**Exercise:**
Take the material below and write it all out again exactly.

**Dataset extract:**
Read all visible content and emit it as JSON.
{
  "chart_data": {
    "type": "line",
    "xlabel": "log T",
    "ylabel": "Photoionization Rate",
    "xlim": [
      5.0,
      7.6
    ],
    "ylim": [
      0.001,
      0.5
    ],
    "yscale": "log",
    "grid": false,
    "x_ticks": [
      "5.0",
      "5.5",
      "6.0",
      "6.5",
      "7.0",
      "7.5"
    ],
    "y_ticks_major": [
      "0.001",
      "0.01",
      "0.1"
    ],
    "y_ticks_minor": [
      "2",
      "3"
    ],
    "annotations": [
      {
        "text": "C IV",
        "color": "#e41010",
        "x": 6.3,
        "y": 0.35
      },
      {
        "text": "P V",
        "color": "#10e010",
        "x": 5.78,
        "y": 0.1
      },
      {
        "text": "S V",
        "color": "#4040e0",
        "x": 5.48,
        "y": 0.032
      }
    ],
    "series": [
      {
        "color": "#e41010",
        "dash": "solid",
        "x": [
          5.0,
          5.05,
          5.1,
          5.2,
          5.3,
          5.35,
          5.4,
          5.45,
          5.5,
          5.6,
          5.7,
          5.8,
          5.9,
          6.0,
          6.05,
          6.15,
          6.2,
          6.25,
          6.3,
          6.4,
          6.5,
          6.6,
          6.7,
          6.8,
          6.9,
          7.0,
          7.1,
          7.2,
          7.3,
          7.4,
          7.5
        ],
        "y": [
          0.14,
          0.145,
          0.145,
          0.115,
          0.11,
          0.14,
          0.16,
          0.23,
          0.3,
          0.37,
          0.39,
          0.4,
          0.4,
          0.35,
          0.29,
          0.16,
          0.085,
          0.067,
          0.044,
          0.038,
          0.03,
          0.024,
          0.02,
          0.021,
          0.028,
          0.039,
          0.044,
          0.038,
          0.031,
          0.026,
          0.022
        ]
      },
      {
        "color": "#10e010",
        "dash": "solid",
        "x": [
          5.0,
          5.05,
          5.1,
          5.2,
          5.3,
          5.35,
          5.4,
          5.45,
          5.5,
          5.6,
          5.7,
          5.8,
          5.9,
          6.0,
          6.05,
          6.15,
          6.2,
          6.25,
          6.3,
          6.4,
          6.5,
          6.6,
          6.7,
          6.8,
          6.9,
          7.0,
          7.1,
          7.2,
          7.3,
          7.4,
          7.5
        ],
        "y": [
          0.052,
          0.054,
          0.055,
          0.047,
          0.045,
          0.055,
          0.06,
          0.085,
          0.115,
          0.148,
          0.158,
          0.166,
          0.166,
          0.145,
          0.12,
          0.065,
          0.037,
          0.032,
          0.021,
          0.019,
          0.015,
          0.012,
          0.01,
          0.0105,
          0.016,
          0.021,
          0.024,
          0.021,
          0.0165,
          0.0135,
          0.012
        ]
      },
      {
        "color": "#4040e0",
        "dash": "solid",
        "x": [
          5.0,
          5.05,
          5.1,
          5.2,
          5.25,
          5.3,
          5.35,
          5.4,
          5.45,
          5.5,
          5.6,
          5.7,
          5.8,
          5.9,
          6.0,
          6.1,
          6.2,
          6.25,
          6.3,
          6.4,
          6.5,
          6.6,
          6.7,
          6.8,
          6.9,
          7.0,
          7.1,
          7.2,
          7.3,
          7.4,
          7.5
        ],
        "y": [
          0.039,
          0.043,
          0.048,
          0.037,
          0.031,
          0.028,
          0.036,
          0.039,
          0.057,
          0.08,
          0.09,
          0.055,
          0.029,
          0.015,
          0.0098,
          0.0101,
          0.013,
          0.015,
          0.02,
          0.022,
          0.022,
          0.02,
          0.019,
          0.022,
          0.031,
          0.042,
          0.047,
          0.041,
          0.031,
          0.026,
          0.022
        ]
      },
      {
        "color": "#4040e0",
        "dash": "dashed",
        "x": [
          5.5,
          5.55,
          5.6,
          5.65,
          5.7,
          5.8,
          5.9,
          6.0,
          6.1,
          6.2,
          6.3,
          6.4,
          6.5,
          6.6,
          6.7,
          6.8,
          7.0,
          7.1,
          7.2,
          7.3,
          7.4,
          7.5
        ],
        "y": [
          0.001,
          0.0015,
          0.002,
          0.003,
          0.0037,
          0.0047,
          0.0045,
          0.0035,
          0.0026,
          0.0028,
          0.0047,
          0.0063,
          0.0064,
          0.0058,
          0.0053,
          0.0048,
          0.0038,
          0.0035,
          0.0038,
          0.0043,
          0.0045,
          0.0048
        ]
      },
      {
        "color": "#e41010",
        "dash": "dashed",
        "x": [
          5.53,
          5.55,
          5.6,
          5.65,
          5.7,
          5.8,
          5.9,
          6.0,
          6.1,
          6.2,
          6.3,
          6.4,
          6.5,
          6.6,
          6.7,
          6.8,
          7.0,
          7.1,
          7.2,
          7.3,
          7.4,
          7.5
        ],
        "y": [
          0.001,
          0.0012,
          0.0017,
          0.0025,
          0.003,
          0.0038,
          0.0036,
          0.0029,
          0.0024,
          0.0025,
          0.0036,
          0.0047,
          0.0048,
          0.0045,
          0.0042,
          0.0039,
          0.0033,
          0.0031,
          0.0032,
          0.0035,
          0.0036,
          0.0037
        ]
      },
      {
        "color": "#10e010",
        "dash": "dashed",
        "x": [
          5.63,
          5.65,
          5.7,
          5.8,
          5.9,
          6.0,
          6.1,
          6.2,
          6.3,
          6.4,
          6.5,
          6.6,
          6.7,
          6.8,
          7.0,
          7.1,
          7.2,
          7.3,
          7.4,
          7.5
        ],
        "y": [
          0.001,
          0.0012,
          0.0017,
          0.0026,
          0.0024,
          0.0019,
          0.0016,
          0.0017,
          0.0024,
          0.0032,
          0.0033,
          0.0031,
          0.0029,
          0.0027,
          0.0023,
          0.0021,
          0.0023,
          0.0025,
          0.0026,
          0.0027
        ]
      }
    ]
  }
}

**Expected answer:**
Read all visible content and emit it as JSON.
{
  "chart_data": {
    "type": "line",
    "xlabel": "log T",
    "ylabel": "Photoionization Rate",
    "xlim": [
      5.0,
      7.6
    ],
    "ylim": [
      0.001,
      0.5
    ],
    "yscale": "log",
    "grid": false,
    "x_ticks": [
      "5.0",
      "5.5",
      "6.0",
      "6.5",
      "7.0",
      "7.5"
    ],
    "y_ticks_major": [
      "0.001",
      "0.01",
      "0.1"
    ],
    "y_ticks_minor": [
      "2",
      "3"
    ],
    "annotations": [
      {
        "text": "C IV",
        "color": "#e41010",
        "x": 6.3,
        "y": 0.35
      },
      {
        "text": "P V",
        "color": "#10e010",
        "x": 5.78,
        "y": 0.1
      },
      {
        "text": "S V",
        "color": "#4040e0",
        "x": 5.48,
        "y": 0.032
      }
    ],
    "series": [
      {
        "color": "#e41010",
        "dash": "solid",
        "x": [
          5.0,
          5.05,
          5.1,
          5.2,
          5.3,
          5.35,
          5.4,
          5.45,
          5.5,
          5.6,
          5.7,
          5.8,
          5.9,
          6.0,
          6.05,
          6.15,
          6.2,
          6.25,
          6.3,
          6.4,
          6.5,
          6.6,
          6.7,
          6.8,
          6.9,
          7.0,
          7.1,
          7.2,
          7.3,
          7.4,
          7.5
        ],
        "y": [
          0.14,
          0.145,
          0.145,
          0.115,
          0.11,
          0.14,
          0.16,
          0.23,
          0.3,
          0.37,
          0.39,
          0.4,
          0.4,
          0.35,
          0.29,
          0.16,
          0.085,
          0.067,
          0.044,
          0.038,
          0.03,
          0.024,
          0.02,
          0.021,
          0.028,
          0.039,
          0.044,
          0.038,
          0.031,
          0.026,
          0.022
        ]
      },
      {
        "color": "#10e010",
        "dash": "solid",
        "x": [
          5.0,
          5.05,
          5.1,
          5.2,
          5.3,
          5.35,
          5.4,
          5.45,
          5.5,
          5.6,
          5.7,
          5.8,
          5.9,
          6.0,
          6.05,
          6.15,
          6.2,
          6.25,
          6.3,
          6.4,
          6.5,
          6.6,
          6.7,
          6.8,
          6.9,
          7.0,
          7.1,
          7.2,
          7.3,
          7.4,
          7.5
        ],
        "y": [
          0.052,
          0.054,
          0.055,
          0.047,
          0.045,
          0.055,
          0.06,
          0.085,
          0.115,
          0.148,
          0.158,
          0.166,
          0.166,
          0.145,
          0.12,
          0.065,
          0.037,
          0.032,
          0.021,
          0.019,
          0.015,
          0.012,
          0.01,
          0.0105,
          0.016,
          0.021,
          0.024,
          0.021,
          0.0165,
          0.0135,
          0.012
        ]
      },
      {
        "color": "#4040e0",
        "dash": "solid",
        "x": [
          5.0,
          5.05,
          5.1,
          5.2,
          5.25,
          5.3,
          5.35,
          5.4,
          5.45,
          5.5,
          5.6,
          5.7,
          5.8,
          5.9,
          6.0,
          6.1,
          6.2,
          6.25,
          6.3,
          6.4,
          6.5,
          6.6,
          6.7,
          6.8,
          6.9,
          7.0,
          7.1,
          7.2,
          7.3,
          7.4,
          7.5
        ],
        "y": [
          0.039,
          0.043,
          0.048,
          0.037,
          0.031,
          0.028,
          0.036,
          0.039,
          0.057,
          0.08,
          0.09,
          0.055,
          0.029,
          0.015,
          0.0098,
          0.0101,
          0.013,
          0.015,
          0.02,
          0.022,
          0.022,
          0.02,
          0.019,
          0.022,
          0.031,
          0.042,
          0.047,
          0.041,
          0.031,
          0.026,
          0.022
        ]
      },
      {
        "color": "#4040e0",
        "dash": "dashed",
        "x": [
          5.5,
          5.55,
          5.6,
          5.65,
          5.7,
          5.8,
          5.9,
          6.0,
          6.1,
          6.2,
          6.3,
          6.4,
          6.5,
          6.6,
          6.7,
          6.8,
          7.0,
          7.1,
          7.2,
          7.3,
          7.4,
          7.5
        ],
        "y": [
          0.001,
          0.0015,
          0.002,
          0.003,
          0.0037,
          0.0047,
          0.0045,
          0.0035,
          0.0026,
          0.0028,
          0.0047,
          0.0063,
          0.0064,
          0.0058,
          0.0053,
          0.0048,
          0.0038,
          0.0035,
          0.0038,
          0.0043,
          0.0045,
          0.0048
        ]
      },
      {
        "color": "#e41010",
        "dash": "dashed",
        "x": [
          5.53,
          5.55,
          5.6,
          5.65,
          5.7,
          5.8,
          5.9,
          6.0,
          6.1,
          6.2,
          6.3,
          6.4,
          6.5,
          6.6,
          6.7,
          6.8,
          7.0,
          7.1,
          7.2,
          7.3,
          7.4,
          7.5
        ],
        "y": [
          0.001,
          0.0012,
          0.0017,
          0.0025,
          0.003,
          0.0038,
          0.0036,
          0.0029,
          0.0024,
          0.0025,
          0.0036,
          0.0047,
          0.0048,
          0.0045,
          0.0042,
          0.0039,
          0.0033,
          0.0031,
          0.0032,
          0.0035,
          0.0036,
          0.0037
        ]
      },
      {
        "color": "#10e010",
        "dash": "dashed",
        "x": [
          5.63,
          5.65,
          5.7,
          5.8,
          5.9,
          6.0,
          6.1,
          6.2,
          6.3,
          6.4,
          6.5,
          6.6,
          6.7,
          6.8,
          7.0,
          7.1,
          7.2,
          7.3,
          7.4,
          7.5
        ],
        "y": [
          0.001,
          0.0012,
          0.0017,
          0.0026,
          0.0024,
          0.0019,
          0.0016,
          0.0017,
          0.0024,
          0.0032,
          0.0033,
          0.0031,
          0.0029,
          0.0027,
          0.0023,
          0.0021,
          0.0023,
          0.0025,
          0.0026,
          0.0027
        ]
      }
    ]
  }
}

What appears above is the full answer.